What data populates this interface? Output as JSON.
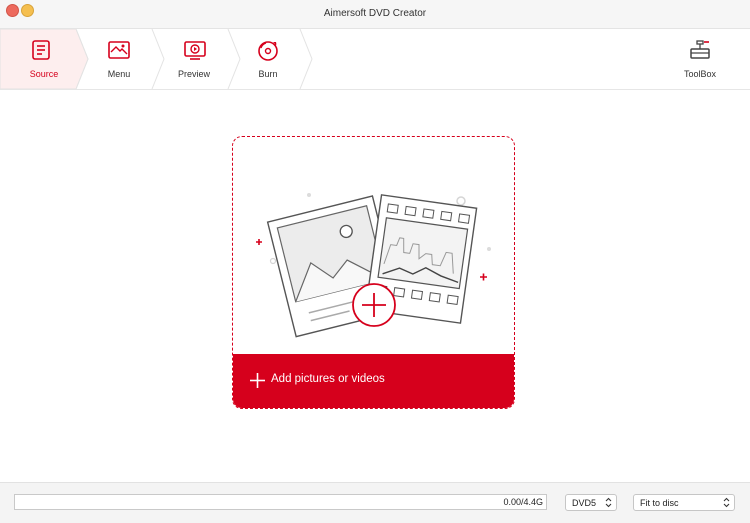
{
  "window": {
    "title": "Aimersoft DVD Creator"
  },
  "steps": [
    {
      "label": "Source",
      "icon": "source-icon",
      "active": true
    },
    {
      "label": "Menu",
      "icon": "menu-template-icon",
      "active": false
    },
    {
      "label": "Preview",
      "icon": "preview-icon",
      "active": false
    },
    {
      "label": "Burn",
      "icon": "burn-disc-icon",
      "active": false
    }
  ],
  "toolbox": {
    "label": "ToolBox",
    "icon": "toolbox-icon"
  },
  "dropzone": {
    "add_label": "Add pictures or videos",
    "icon": "plus-icon"
  },
  "status": {
    "capacity": "0.00/4.4G",
    "used_fraction": 0,
    "disc_type": "DVD5",
    "fit_mode": "Fit to disc"
  },
  "colors": {
    "accent": "#d6001c",
    "active_step_bg": "#fdeeee"
  }
}
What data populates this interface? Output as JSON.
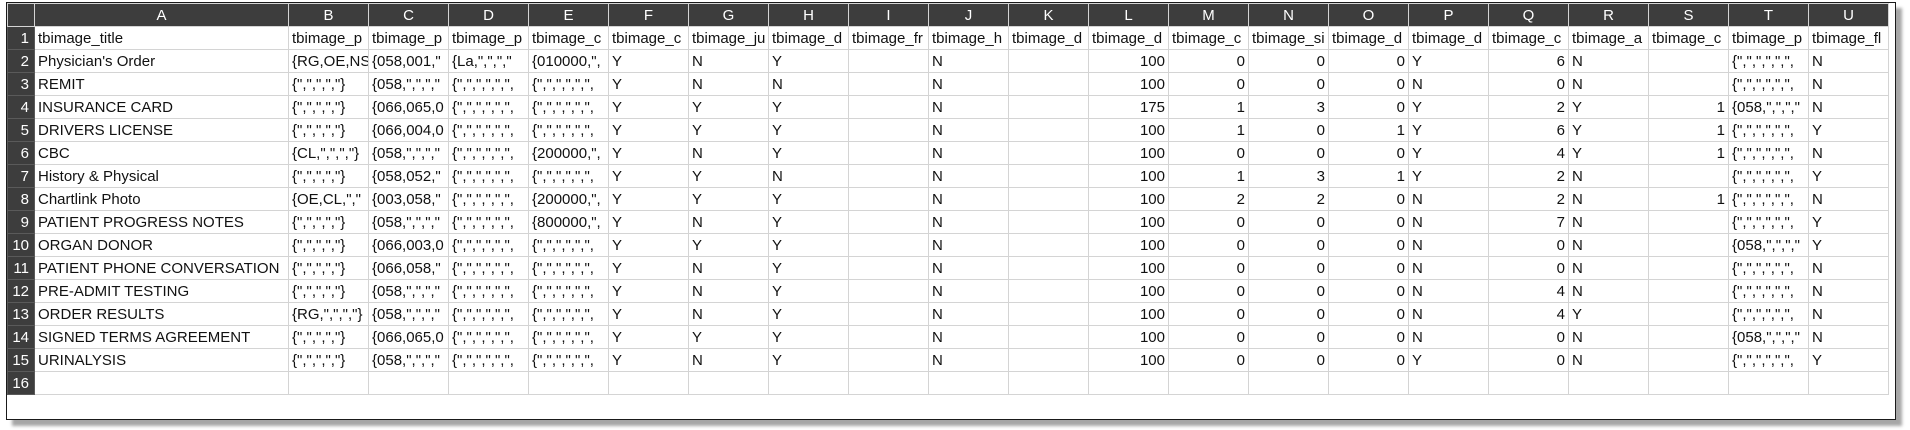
{
  "sheet": {
    "column_letters": [
      "A",
      "B",
      "C",
      "D",
      "E",
      "F",
      "G",
      "H",
      "I",
      "J",
      "K",
      "L",
      "M",
      "N",
      "O",
      "P",
      "Q",
      "R",
      "S",
      "T",
      "U"
    ],
    "numeric_columns": [
      11,
      12,
      13,
      14,
      16,
      18
    ],
    "header": [
      "tbimage_title",
      "tbimage_p",
      "tbimage_p",
      "tbimage_p",
      "tbimage_c",
      "tbimage_c",
      "tbimage_ju",
      "tbimage_d",
      "tbimage_fr",
      "tbimage_h",
      "tbimage_d",
      "tbimage_d",
      "tbimage_c",
      "tbimage_si",
      "tbimage_d",
      "tbimage_d",
      "tbimage_c",
      "tbimage_a",
      "tbimage_c",
      "tbimage_p",
      "tbimage_fl"
    ],
    "rows": [
      [
        "Physician's Order",
        "{RG,OE,NS",
        "{058,001,\"",
        "{La,\",\",\",\"",
        "{010000,\",",
        "Y",
        "N",
        "Y",
        "",
        "N",
        "",
        "100",
        "0",
        "0",
        "0",
        "Y",
        "6",
        "N",
        "",
        "{\",\",\",\",\",\",",
        "N"
      ],
      [
        "REMIT",
        "{\",\",\",\",\"}",
        "{058,\",\",\",\"",
        "{\",\",\",\",\",\",",
        "{\",\",\",\",\",\",",
        "Y",
        "N",
        "N",
        "",
        "N",
        "",
        "100",
        "0",
        "0",
        "0",
        "N",
        "0",
        "N",
        "",
        "{\",\",\",\",\",\",",
        "N"
      ],
      [
        "INSURANCE CARD",
        "{\",\",\",\",\"}",
        "{066,065,0",
        "{\",\",\",\",\",\",",
        "{\",\",\",\",\",\",",
        "Y",
        "Y",
        "Y",
        "",
        "N",
        "",
        "175",
        "1",
        "3",
        "0",
        "Y",
        "2",
        "Y",
        "1",
        "{058,\",\",\",\"",
        "N"
      ],
      [
        "DRIVERS LICENSE",
        "{\",\",\",\",\"}",
        "{066,004,0",
        "{\",\",\",\",\",\",",
        "{\",\",\",\",\",\",",
        "Y",
        "Y",
        "Y",
        "",
        "N",
        "",
        "100",
        "1",
        "0",
        "1",
        "Y",
        "6",
        "Y",
        "1",
        "{\",\",\",\",\",\",",
        "Y"
      ],
      [
        "CBC",
        "{CL,\",\",\",\"}",
        "{058,\",\",\",\"",
        "{\",\",\",\",\",\",",
        "{200000,\",",
        "Y",
        "N",
        "Y",
        "",
        "N",
        "",
        "100",
        "0",
        "0",
        "0",
        "Y",
        "4",
        "Y",
        "1",
        "{\",\",\",\",\",\",",
        "N"
      ],
      [
        "History & Physical",
        "{\",\",\",\",\"}",
        "{058,052,\"",
        "{\",\",\",\",\",\",",
        "{\",\",\",\",\",\",",
        "Y",
        "Y",
        "N",
        "",
        "N",
        "",
        "100",
        "1",
        "3",
        "1",
        "Y",
        "2",
        "N",
        "",
        "{\",\",\",\",\",\",",
        "Y"
      ],
      [
        "Chartlink Photo",
        "{OE,CL,\",\"",
        "{003,058,\"",
        "{\",\",\",\",\",\",",
        "{200000,\",",
        "Y",
        "Y",
        "Y",
        "",
        "N",
        "",
        "100",
        "2",
        "2",
        "0",
        "N",
        "2",
        "N",
        "1",
        "{\",\",\",\",\",\",",
        "N"
      ],
      [
        "PATIENT PROGRESS NOTES",
        "{\",\",\",\",\"}",
        "{058,\",\",\",\"",
        "{\",\",\",\",\",\",",
        "{800000,\",",
        "Y",
        "N",
        "Y",
        "",
        "N",
        "",
        "100",
        "0",
        "0",
        "0",
        "N",
        "7",
        "N",
        "",
        "{\",\",\",\",\",\",",
        "Y"
      ],
      [
        "ORGAN DONOR",
        "{\",\",\",\",\"}",
        "{066,003,0",
        "{\",\",\",\",\",\",",
        "{\",\",\",\",\",\",",
        "Y",
        "Y",
        "Y",
        "",
        "N",
        "",
        "100",
        "0",
        "0",
        "0",
        "N",
        "0",
        "N",
        "",
        "{058,\",\",\",\"",
        "Y"
      ],
      [
        "PATIENT PHONE CONVERSATION",
        "{\",\",\",\",\"}",
        "{066,058,\"",
        "{\",\",\",\",\",\",",
        "{\",\",\",\",\",\",",
        "Y",
        "N",
        "Y",
        "",
        "N",
        "",
        "100",
        "0",
        "0",
        "0",
        "N",
        "0",
        "N",
        "",
        "{\",\",\",\",\",\",",
        "N"
      ],
      [
        "PRE-ADMIT TESTING",
        "{\",\",\",\",\"}",
        "{058,\",\",\",\"",
        "{\",\",\",\",\",\",",
        "{\",\",\",\",\",\",",
        "Y",
        "N",
        "Y",
        "",
        "N",
        "",
        "100",
        "0",
        "0",
        "0",
        "N",
        "4",
        "N",
        "",
        "{\",\",\",\",\",\",",
        "N"
      ],
      [
        "ORDER RESULTS",
        "{RG,\",\",\",\"}",
        "{058,\",\",\",\"",
        "{\",\",\",\",\",\",",
        "{\",\",\",\",\",\",",
        "Y",
        "N",
        "Y",
        "",
        "N",
        "",
        "100",
        "0",
        "0",
        "0",
        "N",
        "4",
        "Y",
        "",
        "{\",\",\",\",\",\",",
        "N"
      ],
      [
        "SIGNED TERMS AGREEMENT",
        "{\",\",\",\",\"}",
        "{066,065,0",
        "{\",\",\",\",\",\",",
        "{\",\",\",\",\",\",",
        "Y",
        "Y",
        "Y",
        "",
        "N",
        "",
        "100",
        "0",
        "0",
        "0",
        "N",
        "0",
        "N",
        "",
        "{058,\",\",\",\"",
        "N"
      ],
      [
        "URINALYSIS",
        "{\",\",\",\",\"}",
        "{058,\",\",\",\"",
        "{\",\",\",\",\",\",",
        "{\",\",\",\",\",\",",
        "Y",
        "N",
        "Y",
        "",
        "N",
        "",
        "100",
        "0",
        "0",
        "0",
        "Y",
        "0",
        "N",
        "",
        "{\",\",\",\",\",\",",
        "Y"
      ],
      [
        "",
        "",
        "",
        "",
        "",
        "",
        "",
        "",
        "",
        "",
        "",
        "",
        "",
        "",
        "",
        "",
        "",
        "",
        "",
        "",
        ""
      ]
    ]
  },
  "colors": {
    "header_bg": "#3d3d3d",
    "header_fg": "#ffffff",
    "grid": "#d4d4d4"
  }
}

+---+

| EXERCISE |
Above are records to transcribe exactly; leave their pictures out.

| ANSWER TO THIS TASK |
What data populates this interface? Output as JSON.
{
  "window": {
    "title": "Aimersoft DVD Creator"
  },
  "steps": [
    {
      "label": "Source",
      "icon": "source-icon",
      "active": true
    },
    {
      "label": "Menu",
      "icon": "menu-template-icon",
      "active": false
    },
    {
      "label": "Preview",
      "icon": "preview-icon",
      "active": false
    },
    {
      "label": "Burn",
      "icon": "burn-disc-icon",
      "active": false
    }
  ],
  "toolbox": {
    "label": "ToolBox",
    "icon": "toolbox-icon"
  },
  "dropzone": {
    "add_label": "Add pictures or videos",
    "icon": "plus-icon"
  },
  "status": {
    "capacity": "0.00/4.4G",
    "used_fraction": 0,
    "disc_type": "DVD5",
    "fit_mode": "Fit to disc"
  },
  "colors": {
    "accent": "#d6001c",
    "active_step_bg": "#fdeeee"
  }
}
What data populates this interface? Output as JSON.
{
  "sheet": {
    "column_letters": [
      "A",
      "B",
      "C",
      "D",
      "E",
      "F",
      "G",
      "H",
      "I",
      "J",
      "K",
      "L",
      "M",
      "N",
      "O",
      "P",
      "Q",
      "R",
      "S",
      "T",
      "U"
    ],
    "numeric_columns": [
      11,
      12,
      13,
      14,
      16,
      18
    ],
    "header": [
      "tbimage_title",
      "tbimage_p",
      "tbimage_p",
      "tbimage_p",
      "tbimage_c",
      "tbimage_c",
      "tbimage_ju",
      "tbimage_d",
      "tbimage_fr",
      "tbimage_h",
      "tbimage_d",
      "tbimage_d",
      "tbimage_c",
      "tbimage_si",
      "tbimage_d",
      "tbimage_d",
      "tbimage_c",
      "tbimage_a",
      "tbimage_c",
      "tbimage_p",
      "tbimage_fl"
    ],
    "rows": [
      [
        "Physician's Order",
        "{RG,OE,NS",
        "{058,001,\"",
        "{La,\",\",\",\"",
        "{010000,\",",
        "Y",
        "N",
        "Y",
        "",
        "N",
        "",
        "100",
        "0",
        "0",
        "0",
        "Y",
        "6",
        "N",
        "",
        "{\",\",\",\",\",\",",
        "N"
      ],
      [
        "REMIT",
        "{\",\",\",\",\"}",
        "{058,\",\",\",\"",
        "{\",\",\",\",\",\",",
        "{\",\",\",\",\",\",",
        "Y",
        "N",
        "N",
        "",
        "N",
        "",
        "100",
        "0",
        "0",
        "0",
        "N",
        "0",
        "N",
        "",
        "{\",\",\",\",\",\",",
        "N"
      ],
      [
        "INSURANCE CARD",
        "{\",\",\",\",\"}",
        "{066,065,0",
        "{\",\",\",\",\",\",",
        "{\",\",\",\",\",\",",
        "Y",
        "Y",
        "Y",
        "",
        "N",
        "",
        "175",
        "1",
        "3",
        "0",
        "Y",
        "2",
        "Y",
        "1",
        "{058,\",\",\",\"",
        "N"
      ],
      [
        "DRIVERS LICENSE",
        "{\",\",\",\",\"}",
        "{066,004,0",
        "{\",\",\",\",\",\",",
        "{\",\",\",\",\",\",",
        "Y",
        "Y",
        "Y",
        "",
        "N",
        "",
        "100",
        "1",
        "0",
        "1",
        "Y",
        "6",
        "Y",
        "1",
        "{\",\",\",\",\",\",",
        "Y"
      ],
      [
        "CBC",
        "{CL,\",\",\",\"}",
        "{058,\",\",\",\"",
        "{\",\",\",\",\",\",",
        "{200000,\",",
        "Y",
        "N",
        "Y",
        "",
        "N",
        "",
        "100",
        "0",
        "0",
        "0",
        "Y",
        "4",
        "Y",
        "1",
        "{\",\",\",\",\",\",",
        "N"
      ],
      [
        "History & Physical",
        "{\",\",\",\",\"}",
        "{058,052,\"",
        "{\",\",\",\",\",\",",
        "{\",\",\",\",\",\",",
        "Y",
        "Y",
        "N",
        "",
        "N",
        "",
        "100",
        "1",
        "3",
        "1",
        "Y",
        "2",
        "N",
        "",
        "{\",\",\",\",\",\",",
        "Y"
      ],
      [
        "Chartlink Photo",
        "{OE,CL,\",\"",
        "{003,058,\"",
        "{\",\",\",\",\",\",",
        "{200000,\",",
        "Y",
        "Y",
        "Y",
        "",
        "N",
        "",
        "100",
        "2",
        "2",
        "0",
        "N",
        "2",
        "N",
        "1",
        "{\",\",\",\",\",\",",
        "N"
      ],
      [
        "PATIENT PROGRESS NOTES",
        "{\",\",\",\",\"}",
        "{058,\",\",\",\"",
        "{\",\",\",\",\",\",",
        "{800000,\",",
        "Y",
        "N",
        "Y",
        "",
        "N",
        "",
        "100",
        "0",
        "0",
        "0",
        "N",
        "7",
        "N",
        "",
        "{\",\",\",\",\",\",",
        "Y"
      ],
      [
        "ORGAN DONOR",
        "{\",\",\",\",\"}",
        "{066,003,0",
        "{\",\",\",\",\",\",",
        "{\",\",\",\",\",\",",
        "Y",
        "Y",
        "Y",
        "",
        "N",
        "",
        "100",
        "0",
        "0",
        "0",
        "N",
        "0",
        "N",
        "",
        "{058,\",\",\",\"",
        "Y"
      ],
      [
        "PATIENT PHONE CONVERSATION",
        "{\",\",\",\",\"}",
        "{066,058,\"",
        "{\",\",\",\",\",\",",
        "{\",\",\",\",\",\",",
        "Y",
        "N",
        "Y",
        "",
        "N",
        "",
        "100",
        "0",
        "0",
        "0",
        "N",
        "0",
        "N",
        "",
        "{\",\",\",\",\",\",",
        "N"
      ],
      [
        "PRE-ADMIT TESTING",
        "{\",\",\",\",\"}",
        "{058,\",\",\",\"",
        "{\",\",\",\",\",\",",
        "{\",\",\",\",\",\",",
        "Y",
        "N",
        "Y",
        "",
        "N",
        "",
        "100",
        "0",
        "0",
        "0",
        "N",
        "4",
        "N",
        "",
        "{\",\",\",\",\",\",",
        "N"
      ],
      [
        "ORDER RESULTS",
        "{RG,\",\",\",\"}",
        "{058,\",\",\",\"",
        "{\",\",\",\",\",\",",
        "{\",\",\",\",\",\",",
        "Y",
        "N",
        "Y",
        "",
        "N",
        "",
        "100",
        "0",
        "0",
        "0",
        "N",
        "4",
        "Y",
        "",
        "{\",\",\",\",\",\",",
        "N"
      ],
      [
        "SIGNED TERMS AGREEMENT",
        "{\",\",\",\",\"}",
        "{066,065,0",
        "{\",\",\",\",\",\",",
        "{\",\",\",\",\",\",",
        "Y",
        "Y",
        "Y",
        "",
        "N",
        "",
        "100",
        "0",
        "0",
        "0",
        "N",
        "0",
        "N",
        "",
        "{058,\",\",\",\"",
        "N"
      ],
      [
        "URINALYSIS",
        "{\",\",\",\",\"}",
        "{058,\",\",\",\"",
        "{\",\",\",\",\",\",",
        "{\",\",\",\",\",\",",
        "Y",
        "N",
        "Y",
        "",
        "N",
        "",
        "100",
        "0",
        "0",
        "0",
        "Y",
        "0",
        "N",
        "",
        "{\",\",\",\",\",\",",
        "Y"
      ],
      [
        "",
        "",
        "",
        "",
        "",
        "",
        "",
        "",
        "",
        "",
        "",
        "",
        "",
        "",
        "",
        "",
        "",
        "",
        "",
        "",
        ""
      ]
    ]
  },
  "colors": {
    "header_bg": "#3d3d3d",
    "header_fg": "#ffffff",
    "grid": "#d4d4d4"
  }
}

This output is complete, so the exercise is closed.